▶ [Problem to solve]: Report all lines holding "Incluye".

──────── Exercise materials

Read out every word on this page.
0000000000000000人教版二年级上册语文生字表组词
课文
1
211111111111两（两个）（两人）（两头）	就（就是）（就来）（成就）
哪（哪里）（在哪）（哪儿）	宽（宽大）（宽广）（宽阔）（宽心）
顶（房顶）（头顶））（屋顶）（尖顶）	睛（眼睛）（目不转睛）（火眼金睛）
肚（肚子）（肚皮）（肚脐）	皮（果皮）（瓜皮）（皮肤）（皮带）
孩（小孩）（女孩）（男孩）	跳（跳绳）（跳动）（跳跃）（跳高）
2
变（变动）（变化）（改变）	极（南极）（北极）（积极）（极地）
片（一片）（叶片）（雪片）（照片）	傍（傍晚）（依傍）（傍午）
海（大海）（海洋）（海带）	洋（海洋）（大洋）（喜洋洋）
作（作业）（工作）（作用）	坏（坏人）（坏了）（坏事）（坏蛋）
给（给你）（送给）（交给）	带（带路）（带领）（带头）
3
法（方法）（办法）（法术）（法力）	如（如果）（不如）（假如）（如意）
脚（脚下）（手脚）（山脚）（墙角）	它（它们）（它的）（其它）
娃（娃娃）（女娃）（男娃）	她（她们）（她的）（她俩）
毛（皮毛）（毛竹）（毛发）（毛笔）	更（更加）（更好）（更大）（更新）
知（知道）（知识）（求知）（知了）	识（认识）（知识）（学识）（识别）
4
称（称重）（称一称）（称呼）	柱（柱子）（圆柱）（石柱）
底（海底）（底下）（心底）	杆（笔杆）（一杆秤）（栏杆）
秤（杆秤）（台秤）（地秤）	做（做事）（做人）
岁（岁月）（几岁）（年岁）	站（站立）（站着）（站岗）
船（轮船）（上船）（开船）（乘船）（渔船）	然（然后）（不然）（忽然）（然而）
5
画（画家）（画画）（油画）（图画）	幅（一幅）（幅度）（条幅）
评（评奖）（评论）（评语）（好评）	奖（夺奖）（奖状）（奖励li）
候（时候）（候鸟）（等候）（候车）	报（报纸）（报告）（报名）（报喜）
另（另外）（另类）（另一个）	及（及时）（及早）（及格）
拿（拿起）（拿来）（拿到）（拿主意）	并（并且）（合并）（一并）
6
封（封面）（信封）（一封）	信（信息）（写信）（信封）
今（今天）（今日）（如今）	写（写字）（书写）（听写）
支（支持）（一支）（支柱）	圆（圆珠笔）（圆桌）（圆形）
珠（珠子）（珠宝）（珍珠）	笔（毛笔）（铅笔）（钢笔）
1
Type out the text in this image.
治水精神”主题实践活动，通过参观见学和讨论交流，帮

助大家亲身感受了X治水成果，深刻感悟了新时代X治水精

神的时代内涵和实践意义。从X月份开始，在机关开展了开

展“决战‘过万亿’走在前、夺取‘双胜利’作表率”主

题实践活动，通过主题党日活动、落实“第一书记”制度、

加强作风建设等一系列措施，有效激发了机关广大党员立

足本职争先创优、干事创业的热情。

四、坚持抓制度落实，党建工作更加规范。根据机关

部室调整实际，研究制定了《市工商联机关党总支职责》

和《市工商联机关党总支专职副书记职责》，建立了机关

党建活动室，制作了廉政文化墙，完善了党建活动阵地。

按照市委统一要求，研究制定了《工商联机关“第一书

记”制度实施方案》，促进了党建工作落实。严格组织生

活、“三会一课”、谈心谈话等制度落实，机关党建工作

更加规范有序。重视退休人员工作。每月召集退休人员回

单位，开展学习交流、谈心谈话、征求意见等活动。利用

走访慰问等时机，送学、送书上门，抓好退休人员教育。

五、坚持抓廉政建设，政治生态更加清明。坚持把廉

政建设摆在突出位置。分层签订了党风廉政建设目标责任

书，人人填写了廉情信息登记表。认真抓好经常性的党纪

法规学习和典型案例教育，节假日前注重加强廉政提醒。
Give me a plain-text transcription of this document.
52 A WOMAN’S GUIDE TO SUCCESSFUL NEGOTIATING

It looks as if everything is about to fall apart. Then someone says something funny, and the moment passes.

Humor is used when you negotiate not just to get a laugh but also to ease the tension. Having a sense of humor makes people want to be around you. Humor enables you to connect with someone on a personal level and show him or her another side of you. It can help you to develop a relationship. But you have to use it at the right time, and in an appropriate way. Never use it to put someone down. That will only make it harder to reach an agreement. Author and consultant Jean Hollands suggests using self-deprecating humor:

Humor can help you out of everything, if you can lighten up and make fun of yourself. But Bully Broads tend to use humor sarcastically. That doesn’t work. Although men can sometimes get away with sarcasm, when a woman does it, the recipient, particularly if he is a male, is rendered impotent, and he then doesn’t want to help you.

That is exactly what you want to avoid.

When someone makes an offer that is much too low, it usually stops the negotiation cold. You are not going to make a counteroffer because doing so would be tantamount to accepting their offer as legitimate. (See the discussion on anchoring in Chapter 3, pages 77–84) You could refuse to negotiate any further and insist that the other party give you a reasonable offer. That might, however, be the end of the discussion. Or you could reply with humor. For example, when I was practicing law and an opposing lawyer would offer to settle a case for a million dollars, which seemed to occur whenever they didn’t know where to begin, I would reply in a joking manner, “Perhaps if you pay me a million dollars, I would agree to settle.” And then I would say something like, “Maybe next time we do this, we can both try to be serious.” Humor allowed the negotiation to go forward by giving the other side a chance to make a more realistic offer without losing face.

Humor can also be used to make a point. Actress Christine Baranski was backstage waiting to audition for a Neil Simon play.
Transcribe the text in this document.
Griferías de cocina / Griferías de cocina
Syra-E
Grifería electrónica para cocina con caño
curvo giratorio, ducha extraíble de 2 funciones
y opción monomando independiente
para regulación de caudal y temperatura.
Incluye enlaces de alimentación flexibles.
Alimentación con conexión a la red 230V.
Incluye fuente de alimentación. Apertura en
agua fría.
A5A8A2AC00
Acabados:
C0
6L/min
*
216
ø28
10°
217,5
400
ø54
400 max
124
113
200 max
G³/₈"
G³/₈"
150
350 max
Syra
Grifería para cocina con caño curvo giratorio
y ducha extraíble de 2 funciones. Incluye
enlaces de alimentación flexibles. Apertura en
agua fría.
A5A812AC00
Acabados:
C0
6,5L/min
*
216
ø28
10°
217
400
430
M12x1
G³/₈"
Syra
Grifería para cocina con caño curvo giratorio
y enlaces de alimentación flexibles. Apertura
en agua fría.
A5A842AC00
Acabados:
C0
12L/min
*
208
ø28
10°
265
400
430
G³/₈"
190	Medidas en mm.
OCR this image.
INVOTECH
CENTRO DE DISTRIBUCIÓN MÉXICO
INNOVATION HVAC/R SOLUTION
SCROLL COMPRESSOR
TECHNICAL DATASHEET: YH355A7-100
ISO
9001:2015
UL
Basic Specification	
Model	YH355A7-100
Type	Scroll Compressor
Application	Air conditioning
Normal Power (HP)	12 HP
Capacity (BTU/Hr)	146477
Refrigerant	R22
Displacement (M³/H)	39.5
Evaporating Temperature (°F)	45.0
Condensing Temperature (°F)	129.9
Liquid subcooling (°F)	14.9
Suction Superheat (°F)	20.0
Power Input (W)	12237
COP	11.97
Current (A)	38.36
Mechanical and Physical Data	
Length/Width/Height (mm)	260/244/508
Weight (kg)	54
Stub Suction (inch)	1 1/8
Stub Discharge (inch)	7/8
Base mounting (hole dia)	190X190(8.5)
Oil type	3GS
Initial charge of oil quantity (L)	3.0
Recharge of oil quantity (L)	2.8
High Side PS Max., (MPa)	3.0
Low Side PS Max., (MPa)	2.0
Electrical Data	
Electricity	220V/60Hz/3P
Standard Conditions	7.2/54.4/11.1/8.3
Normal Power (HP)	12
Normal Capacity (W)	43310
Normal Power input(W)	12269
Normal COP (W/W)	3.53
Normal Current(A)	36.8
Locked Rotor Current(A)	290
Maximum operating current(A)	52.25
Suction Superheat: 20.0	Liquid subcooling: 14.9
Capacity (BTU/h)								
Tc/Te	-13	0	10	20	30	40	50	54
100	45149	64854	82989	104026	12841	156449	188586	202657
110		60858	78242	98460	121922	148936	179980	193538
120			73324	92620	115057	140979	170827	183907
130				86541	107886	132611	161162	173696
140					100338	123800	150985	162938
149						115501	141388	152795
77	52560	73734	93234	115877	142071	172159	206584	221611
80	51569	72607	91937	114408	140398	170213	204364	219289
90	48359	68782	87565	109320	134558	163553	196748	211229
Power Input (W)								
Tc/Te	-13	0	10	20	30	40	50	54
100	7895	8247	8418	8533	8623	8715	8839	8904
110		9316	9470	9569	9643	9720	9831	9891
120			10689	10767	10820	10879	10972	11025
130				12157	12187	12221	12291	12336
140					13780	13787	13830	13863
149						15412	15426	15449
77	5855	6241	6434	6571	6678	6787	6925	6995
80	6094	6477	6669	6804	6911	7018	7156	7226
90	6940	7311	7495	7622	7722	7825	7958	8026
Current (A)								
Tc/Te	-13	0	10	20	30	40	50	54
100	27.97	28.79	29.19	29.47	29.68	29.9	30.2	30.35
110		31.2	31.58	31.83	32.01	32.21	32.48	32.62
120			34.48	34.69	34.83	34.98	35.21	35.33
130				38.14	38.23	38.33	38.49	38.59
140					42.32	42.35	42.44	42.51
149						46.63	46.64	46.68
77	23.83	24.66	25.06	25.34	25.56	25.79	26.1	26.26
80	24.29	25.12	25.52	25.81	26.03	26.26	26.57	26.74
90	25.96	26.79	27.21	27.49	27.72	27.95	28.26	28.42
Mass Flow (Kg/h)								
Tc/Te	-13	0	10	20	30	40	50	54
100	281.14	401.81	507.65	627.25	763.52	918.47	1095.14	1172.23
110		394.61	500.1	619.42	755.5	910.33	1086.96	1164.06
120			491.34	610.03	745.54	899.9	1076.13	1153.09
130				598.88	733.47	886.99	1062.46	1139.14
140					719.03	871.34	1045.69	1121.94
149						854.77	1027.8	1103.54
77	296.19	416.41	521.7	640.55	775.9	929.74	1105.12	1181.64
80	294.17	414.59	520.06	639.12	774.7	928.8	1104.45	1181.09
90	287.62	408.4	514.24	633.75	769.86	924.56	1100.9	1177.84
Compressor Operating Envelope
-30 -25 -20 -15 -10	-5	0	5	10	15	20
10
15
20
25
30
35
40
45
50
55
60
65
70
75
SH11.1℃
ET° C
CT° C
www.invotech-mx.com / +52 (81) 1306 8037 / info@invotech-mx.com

────────────────

▶ [The completed task]:
Incluye enlaces de alimentación flexibles.
Incluye fuente de alimentación. Apertura en
y ducha extraíble de 2 funciones. Incluye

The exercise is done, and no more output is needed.